> Quoted text
# WTB: JBL W12GTi MkII



## FastEddie313 (Jul 9, 2017)

*WTB: JBL W12GTi MkII + questions*

I have been doing a bit of research on subs and I think this is what I want, maybe 2 of em..

Anyone have one or 2 they would like to sell let me know...


----------



## FastEddie313 (Jul 9, 2017)

What do you guys think would be a fair price on these subs if I can find them for said reasonable price?

Do You guys think these would be a good sub option to pick up in today's audio climate?

I see these often compared favorably to jl w7s.. does this still hold true? Should I be looking for something else? These jbls are giving me the warm fuzzies at the moment..

Tell me some stuff.. I'm a bit of an SQ newb, but I want to learn and set up a good system... Please..


----------



## kj1982 (Jan 5, 2015)

I have two wgti mk1 12s


----------



## FastEddie313 (Jul 9, 2017)

> Requirements
[A] Write out everything in the subwoofer forum thread from "What do you" down to "today's audio climate?".
[B] List every subwoofer model named in the subwoofer forum thread.
[C] Continue the subwoofer forum thread from its final line.
The rows after the forum thread are not needed for any of this work.

> Entries

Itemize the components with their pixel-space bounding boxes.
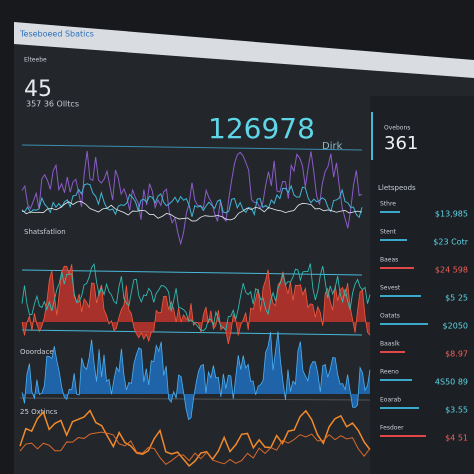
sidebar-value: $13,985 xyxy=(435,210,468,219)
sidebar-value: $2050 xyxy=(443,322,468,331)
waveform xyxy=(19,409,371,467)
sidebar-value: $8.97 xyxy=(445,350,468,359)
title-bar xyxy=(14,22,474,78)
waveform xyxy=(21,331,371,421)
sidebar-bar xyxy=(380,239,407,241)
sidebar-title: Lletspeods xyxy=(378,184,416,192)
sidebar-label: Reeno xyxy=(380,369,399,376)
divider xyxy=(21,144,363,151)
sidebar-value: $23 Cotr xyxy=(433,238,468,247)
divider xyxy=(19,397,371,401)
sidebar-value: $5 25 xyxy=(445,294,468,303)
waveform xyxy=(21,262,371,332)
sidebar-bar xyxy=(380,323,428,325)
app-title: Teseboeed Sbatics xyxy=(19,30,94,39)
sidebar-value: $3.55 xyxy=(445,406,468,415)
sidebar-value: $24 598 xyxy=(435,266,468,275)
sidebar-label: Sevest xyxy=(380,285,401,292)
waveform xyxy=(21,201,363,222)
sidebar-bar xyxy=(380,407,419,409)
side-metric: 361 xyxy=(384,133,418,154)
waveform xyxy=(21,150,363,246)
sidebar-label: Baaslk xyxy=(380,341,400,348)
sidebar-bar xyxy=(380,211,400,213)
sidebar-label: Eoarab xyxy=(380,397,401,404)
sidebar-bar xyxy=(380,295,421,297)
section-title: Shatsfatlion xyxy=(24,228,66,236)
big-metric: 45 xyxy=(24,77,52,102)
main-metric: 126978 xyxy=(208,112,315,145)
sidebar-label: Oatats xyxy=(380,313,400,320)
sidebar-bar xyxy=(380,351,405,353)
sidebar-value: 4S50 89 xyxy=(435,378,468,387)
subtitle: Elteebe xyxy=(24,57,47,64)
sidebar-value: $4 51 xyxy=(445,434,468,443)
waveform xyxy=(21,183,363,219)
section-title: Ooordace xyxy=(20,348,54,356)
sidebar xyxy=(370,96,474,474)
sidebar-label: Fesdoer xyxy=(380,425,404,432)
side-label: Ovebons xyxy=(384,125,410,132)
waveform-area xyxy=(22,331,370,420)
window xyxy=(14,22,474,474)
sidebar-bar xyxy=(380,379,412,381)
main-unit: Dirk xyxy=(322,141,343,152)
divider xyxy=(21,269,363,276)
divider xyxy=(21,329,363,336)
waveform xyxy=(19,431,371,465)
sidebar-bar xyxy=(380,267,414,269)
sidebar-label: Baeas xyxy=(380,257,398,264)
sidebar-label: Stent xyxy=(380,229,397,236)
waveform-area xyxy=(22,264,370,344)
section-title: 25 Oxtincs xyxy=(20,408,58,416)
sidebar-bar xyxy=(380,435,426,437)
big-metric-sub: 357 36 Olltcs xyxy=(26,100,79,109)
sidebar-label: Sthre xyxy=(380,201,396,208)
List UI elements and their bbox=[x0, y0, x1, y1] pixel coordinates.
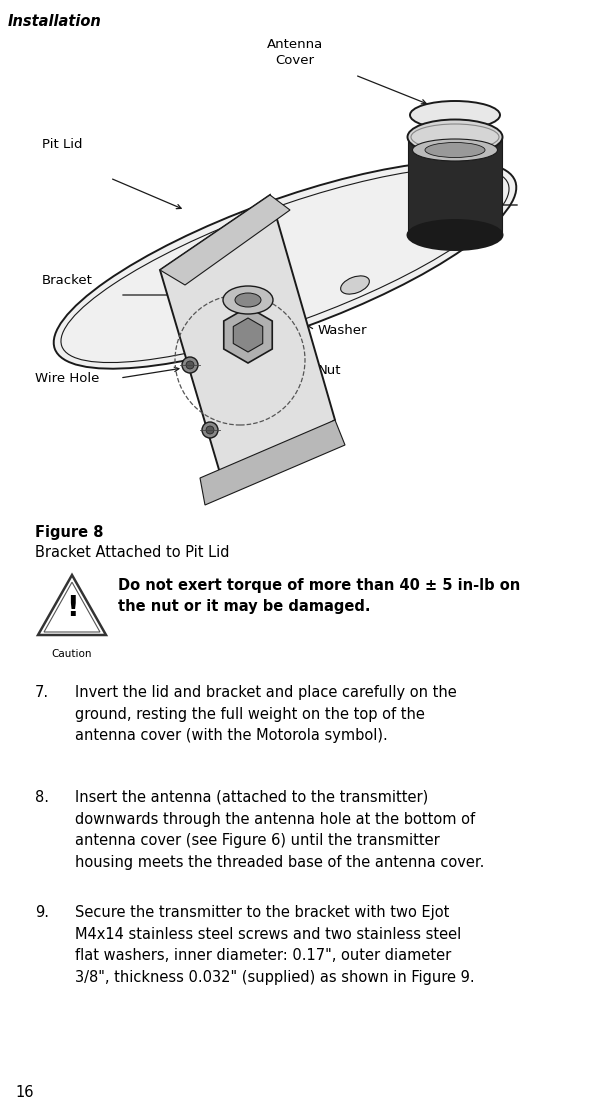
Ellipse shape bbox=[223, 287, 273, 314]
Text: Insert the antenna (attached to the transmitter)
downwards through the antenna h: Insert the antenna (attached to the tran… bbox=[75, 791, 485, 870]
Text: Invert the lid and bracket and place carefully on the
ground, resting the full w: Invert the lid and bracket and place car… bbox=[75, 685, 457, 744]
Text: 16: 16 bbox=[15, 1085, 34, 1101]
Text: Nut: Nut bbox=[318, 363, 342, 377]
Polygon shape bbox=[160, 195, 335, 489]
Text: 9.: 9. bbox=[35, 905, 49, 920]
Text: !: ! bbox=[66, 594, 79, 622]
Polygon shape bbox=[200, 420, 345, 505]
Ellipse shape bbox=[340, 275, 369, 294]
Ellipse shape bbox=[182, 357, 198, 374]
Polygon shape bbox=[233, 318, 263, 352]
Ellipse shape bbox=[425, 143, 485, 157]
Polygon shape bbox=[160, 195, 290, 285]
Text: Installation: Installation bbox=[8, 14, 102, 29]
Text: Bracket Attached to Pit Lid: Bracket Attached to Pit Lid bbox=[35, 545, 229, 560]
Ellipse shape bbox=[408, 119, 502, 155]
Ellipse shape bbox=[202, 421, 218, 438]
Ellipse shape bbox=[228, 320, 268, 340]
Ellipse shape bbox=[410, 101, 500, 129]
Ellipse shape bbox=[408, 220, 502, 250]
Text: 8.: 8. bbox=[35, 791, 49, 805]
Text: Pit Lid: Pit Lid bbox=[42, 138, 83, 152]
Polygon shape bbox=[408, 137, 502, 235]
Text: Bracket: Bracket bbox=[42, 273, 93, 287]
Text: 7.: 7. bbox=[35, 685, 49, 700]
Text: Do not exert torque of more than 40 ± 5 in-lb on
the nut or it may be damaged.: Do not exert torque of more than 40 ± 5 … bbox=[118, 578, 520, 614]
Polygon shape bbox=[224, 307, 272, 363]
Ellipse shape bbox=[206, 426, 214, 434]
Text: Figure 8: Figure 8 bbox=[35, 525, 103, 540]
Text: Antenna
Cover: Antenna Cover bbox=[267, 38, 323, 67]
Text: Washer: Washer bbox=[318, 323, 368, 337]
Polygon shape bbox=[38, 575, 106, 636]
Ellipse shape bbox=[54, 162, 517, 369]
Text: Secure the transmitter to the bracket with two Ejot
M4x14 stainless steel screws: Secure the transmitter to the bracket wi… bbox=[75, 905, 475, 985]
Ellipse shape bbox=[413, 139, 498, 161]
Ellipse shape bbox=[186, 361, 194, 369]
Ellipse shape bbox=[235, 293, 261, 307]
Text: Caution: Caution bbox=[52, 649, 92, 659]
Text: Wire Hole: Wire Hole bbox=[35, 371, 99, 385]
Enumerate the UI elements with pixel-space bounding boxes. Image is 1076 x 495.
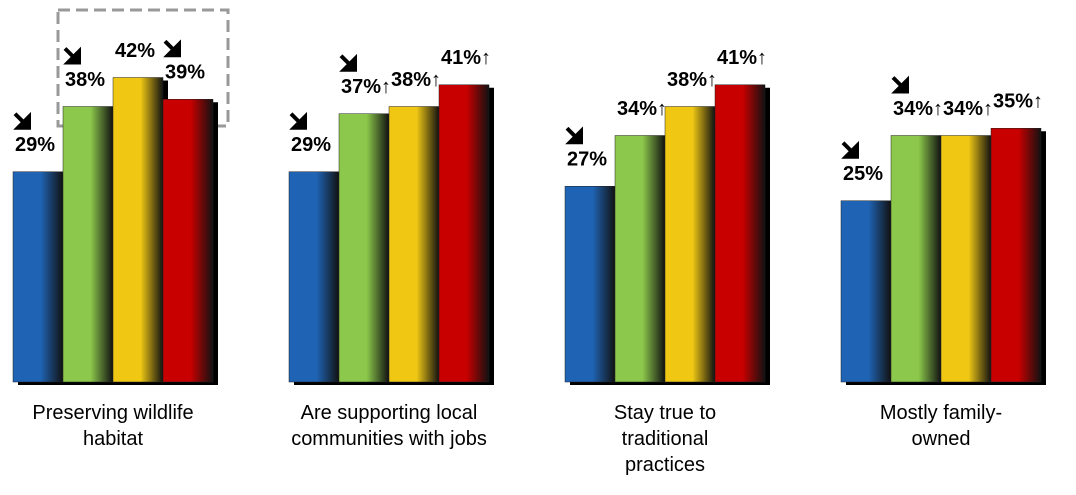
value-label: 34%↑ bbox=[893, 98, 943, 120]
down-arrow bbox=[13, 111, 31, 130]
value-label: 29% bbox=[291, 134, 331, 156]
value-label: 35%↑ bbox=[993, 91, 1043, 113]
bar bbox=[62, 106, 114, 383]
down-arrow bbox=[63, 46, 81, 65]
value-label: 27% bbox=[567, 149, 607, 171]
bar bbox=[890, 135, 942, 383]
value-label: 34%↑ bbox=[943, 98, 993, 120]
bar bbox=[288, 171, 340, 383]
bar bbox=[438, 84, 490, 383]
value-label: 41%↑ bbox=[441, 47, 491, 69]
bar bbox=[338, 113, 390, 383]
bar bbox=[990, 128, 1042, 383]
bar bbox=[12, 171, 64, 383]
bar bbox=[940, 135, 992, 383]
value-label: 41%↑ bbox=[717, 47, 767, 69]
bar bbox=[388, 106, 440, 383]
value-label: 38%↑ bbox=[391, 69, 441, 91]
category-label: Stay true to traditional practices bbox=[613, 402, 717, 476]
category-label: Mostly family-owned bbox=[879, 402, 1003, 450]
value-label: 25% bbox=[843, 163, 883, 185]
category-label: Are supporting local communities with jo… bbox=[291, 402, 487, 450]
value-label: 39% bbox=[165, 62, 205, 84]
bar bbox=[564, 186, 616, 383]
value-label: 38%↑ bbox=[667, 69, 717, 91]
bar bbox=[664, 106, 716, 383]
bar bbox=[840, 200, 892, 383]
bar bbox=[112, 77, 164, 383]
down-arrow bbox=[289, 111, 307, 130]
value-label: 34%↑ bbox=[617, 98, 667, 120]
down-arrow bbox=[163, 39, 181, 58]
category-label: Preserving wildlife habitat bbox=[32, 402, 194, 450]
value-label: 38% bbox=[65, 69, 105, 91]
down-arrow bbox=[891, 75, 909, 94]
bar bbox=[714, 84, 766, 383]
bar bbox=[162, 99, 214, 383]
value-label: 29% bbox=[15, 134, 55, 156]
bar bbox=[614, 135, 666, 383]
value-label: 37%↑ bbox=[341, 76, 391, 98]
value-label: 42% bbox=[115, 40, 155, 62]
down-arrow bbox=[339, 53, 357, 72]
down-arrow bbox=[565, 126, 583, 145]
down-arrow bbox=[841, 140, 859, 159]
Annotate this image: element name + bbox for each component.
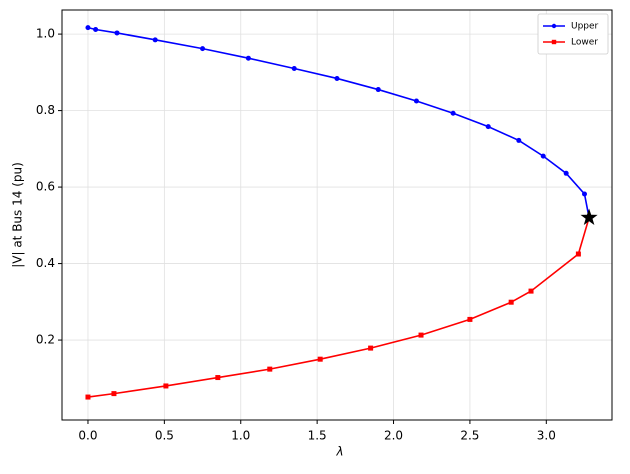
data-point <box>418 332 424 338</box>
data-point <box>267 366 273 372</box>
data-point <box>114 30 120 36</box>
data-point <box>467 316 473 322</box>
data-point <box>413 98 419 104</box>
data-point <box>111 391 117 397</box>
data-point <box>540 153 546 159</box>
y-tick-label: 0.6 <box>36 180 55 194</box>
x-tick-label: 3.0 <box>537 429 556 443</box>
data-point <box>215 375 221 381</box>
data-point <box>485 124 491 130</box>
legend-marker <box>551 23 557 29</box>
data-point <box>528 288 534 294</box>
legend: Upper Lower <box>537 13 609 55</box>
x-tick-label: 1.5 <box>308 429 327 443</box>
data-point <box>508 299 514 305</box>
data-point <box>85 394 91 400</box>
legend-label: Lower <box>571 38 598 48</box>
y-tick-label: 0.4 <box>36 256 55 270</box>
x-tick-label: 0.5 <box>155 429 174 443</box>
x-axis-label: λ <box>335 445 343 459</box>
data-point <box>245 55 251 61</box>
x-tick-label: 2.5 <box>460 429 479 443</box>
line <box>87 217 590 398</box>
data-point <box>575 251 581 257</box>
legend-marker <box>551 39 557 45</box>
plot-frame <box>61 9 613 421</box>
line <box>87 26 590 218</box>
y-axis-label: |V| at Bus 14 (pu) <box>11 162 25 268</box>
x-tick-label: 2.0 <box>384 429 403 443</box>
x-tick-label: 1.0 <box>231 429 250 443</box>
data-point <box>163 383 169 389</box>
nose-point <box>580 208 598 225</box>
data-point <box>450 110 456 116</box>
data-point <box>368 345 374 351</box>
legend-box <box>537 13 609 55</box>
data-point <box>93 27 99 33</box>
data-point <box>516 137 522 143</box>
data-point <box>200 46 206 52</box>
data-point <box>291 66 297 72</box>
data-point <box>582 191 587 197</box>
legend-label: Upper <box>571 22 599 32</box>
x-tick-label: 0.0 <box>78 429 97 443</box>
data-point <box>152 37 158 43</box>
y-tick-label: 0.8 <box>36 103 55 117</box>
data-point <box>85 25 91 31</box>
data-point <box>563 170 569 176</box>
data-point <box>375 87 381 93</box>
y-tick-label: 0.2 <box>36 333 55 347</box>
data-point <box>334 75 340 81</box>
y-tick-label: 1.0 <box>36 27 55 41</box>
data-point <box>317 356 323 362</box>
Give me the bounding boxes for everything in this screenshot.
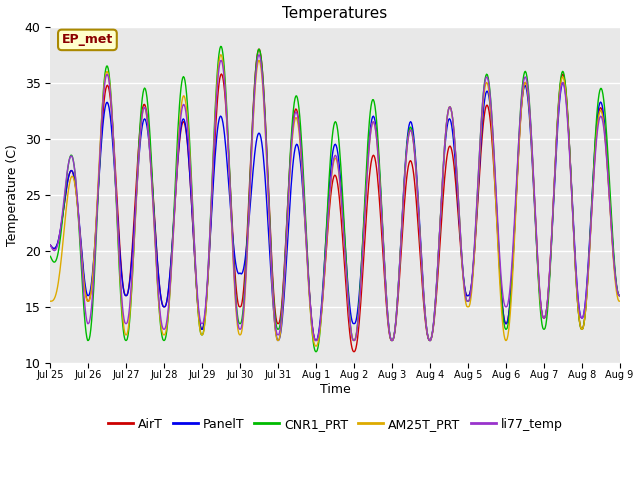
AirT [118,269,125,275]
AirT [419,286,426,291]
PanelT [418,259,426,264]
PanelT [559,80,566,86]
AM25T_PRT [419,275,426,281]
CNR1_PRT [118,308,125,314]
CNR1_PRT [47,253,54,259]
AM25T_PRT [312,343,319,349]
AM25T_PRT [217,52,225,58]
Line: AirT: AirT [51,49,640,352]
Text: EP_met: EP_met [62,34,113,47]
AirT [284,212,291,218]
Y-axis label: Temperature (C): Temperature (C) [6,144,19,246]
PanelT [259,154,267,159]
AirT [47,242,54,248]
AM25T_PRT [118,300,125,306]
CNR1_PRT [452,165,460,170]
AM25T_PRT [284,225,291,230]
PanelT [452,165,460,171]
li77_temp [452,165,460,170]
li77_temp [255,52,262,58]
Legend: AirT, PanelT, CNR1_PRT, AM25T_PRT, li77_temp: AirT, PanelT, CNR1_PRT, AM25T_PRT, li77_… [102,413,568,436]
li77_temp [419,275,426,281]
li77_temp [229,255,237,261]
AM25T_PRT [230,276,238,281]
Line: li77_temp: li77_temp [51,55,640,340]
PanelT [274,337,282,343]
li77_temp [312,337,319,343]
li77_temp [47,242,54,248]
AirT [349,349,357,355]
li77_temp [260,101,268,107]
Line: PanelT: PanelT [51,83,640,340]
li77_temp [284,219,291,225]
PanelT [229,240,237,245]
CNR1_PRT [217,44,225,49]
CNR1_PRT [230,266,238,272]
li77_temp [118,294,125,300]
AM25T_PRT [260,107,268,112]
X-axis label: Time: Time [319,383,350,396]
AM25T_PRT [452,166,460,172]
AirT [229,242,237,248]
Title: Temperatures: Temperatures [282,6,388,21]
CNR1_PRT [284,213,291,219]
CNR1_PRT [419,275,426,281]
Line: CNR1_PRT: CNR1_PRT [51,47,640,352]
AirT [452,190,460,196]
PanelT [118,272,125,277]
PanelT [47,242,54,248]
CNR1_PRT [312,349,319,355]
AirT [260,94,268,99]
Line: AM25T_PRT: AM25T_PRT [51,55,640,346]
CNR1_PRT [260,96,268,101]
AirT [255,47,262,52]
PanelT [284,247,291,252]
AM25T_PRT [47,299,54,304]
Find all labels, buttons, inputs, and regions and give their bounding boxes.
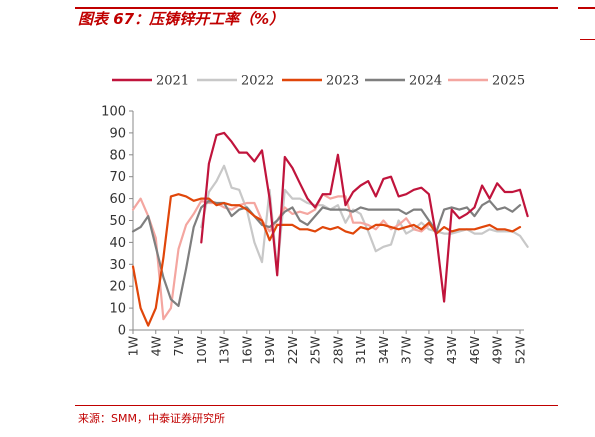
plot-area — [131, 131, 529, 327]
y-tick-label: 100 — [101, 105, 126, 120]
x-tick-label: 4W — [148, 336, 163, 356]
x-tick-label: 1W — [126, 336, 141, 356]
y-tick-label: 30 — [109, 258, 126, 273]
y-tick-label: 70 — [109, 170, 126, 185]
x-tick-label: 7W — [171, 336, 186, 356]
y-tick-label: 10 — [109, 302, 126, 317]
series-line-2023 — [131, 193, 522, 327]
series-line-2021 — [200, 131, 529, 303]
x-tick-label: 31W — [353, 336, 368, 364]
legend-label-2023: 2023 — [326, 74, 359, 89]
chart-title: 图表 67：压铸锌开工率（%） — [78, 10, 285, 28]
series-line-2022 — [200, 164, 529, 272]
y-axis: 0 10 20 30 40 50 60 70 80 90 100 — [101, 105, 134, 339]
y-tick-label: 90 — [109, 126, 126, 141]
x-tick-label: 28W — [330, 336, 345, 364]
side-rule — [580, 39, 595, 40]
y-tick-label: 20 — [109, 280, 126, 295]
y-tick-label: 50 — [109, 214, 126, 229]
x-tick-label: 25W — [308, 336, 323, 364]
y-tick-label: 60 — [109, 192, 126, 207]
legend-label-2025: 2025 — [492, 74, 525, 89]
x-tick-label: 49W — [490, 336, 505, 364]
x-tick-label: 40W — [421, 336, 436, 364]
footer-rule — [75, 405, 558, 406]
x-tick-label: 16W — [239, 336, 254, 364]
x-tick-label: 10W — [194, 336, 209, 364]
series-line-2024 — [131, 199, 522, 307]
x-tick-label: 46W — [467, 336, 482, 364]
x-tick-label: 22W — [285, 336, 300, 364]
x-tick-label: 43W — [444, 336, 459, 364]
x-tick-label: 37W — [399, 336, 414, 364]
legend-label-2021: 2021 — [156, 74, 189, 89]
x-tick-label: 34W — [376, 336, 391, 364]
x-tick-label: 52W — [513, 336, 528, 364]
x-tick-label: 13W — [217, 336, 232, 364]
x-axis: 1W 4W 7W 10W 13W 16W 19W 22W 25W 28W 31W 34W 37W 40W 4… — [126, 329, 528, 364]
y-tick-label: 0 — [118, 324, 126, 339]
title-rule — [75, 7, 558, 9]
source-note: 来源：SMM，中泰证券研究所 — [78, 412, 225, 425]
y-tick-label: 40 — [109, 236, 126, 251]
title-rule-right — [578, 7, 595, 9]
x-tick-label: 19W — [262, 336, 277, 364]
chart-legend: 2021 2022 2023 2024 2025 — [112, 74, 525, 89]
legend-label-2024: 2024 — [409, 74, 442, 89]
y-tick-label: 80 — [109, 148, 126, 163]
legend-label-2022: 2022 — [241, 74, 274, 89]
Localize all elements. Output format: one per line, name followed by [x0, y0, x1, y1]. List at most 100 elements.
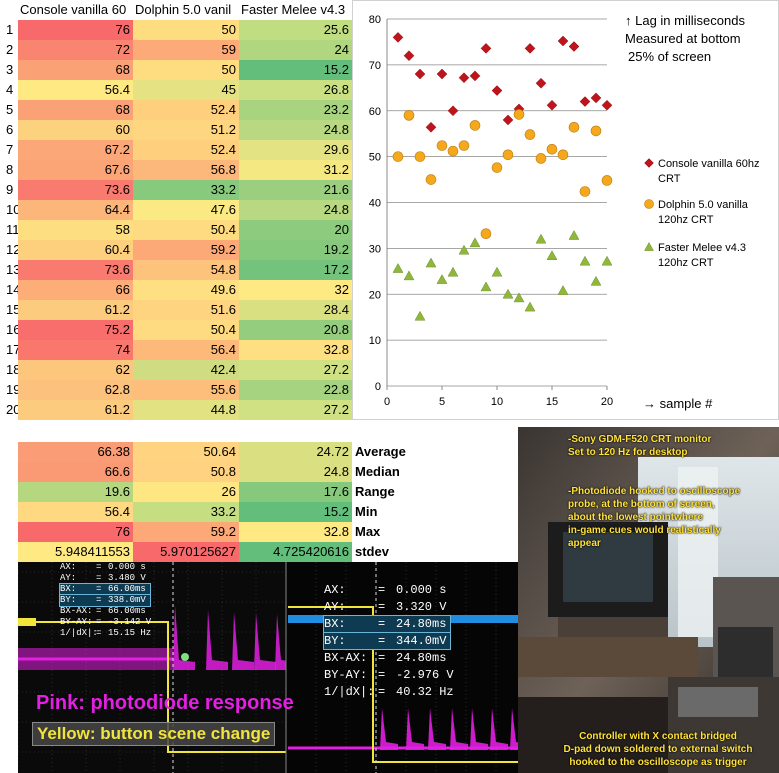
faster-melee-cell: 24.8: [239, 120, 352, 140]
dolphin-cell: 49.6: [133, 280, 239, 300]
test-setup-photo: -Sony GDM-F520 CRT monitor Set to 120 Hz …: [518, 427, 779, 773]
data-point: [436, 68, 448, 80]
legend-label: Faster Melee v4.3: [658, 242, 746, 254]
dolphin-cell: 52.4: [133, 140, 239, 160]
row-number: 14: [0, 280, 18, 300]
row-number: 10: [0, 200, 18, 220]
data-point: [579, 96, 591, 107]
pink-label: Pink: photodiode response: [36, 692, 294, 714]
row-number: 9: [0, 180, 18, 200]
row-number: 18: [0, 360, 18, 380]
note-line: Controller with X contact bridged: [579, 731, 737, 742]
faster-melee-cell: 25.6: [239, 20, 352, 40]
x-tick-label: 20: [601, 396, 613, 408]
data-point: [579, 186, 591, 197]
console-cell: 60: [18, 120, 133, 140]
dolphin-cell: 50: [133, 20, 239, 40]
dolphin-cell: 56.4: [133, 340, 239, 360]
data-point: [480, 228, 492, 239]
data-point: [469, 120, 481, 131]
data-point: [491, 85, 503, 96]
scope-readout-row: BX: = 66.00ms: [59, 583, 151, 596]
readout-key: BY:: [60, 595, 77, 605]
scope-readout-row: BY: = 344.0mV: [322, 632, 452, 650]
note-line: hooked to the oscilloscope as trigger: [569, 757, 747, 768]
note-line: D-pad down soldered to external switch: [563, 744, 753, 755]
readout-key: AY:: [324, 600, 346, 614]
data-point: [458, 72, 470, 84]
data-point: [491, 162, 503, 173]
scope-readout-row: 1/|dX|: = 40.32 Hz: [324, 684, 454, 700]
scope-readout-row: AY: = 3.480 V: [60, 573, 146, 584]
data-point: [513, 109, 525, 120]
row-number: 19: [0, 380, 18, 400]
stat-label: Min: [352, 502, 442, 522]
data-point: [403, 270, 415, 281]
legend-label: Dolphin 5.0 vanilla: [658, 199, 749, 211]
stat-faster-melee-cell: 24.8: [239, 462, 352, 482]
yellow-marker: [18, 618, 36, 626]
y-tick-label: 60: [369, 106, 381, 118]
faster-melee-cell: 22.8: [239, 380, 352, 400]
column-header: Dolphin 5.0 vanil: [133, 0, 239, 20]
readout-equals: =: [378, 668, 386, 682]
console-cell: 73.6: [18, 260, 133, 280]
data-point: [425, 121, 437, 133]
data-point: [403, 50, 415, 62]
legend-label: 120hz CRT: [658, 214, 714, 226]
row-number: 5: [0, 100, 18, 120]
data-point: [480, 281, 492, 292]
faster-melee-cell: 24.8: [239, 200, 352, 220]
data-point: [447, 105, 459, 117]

> Answers to the problems
[A]
What do you guys think would be a fair price on these subs if I can find them for said reasonable price?

Do You guys think these would be a good sub option to pick up in today's audio climate?

[B]
- JBL W12GTi MkII
- JL W7
- JBL WGTi Mk1 12

[C]
kj1982 said:


> I have two wgti mk1 12s


Do they have the rubber surrounds or the foam surrounds?
What are you looking to get for them?

Edit: Also.. Do they have "4000w" on the dust caps, or white "JBL"? Pics? Condition?


----------



## kj1982 (Jan 5, 2015)

They have rubber surrounds with jbl written in white they are in good condition pm me


----------



## FastEddie313 (Jul 9, 2017)

I got one somewhere else.. sorry about that..

I think I can only fit one anyway in a proper vented box anyway..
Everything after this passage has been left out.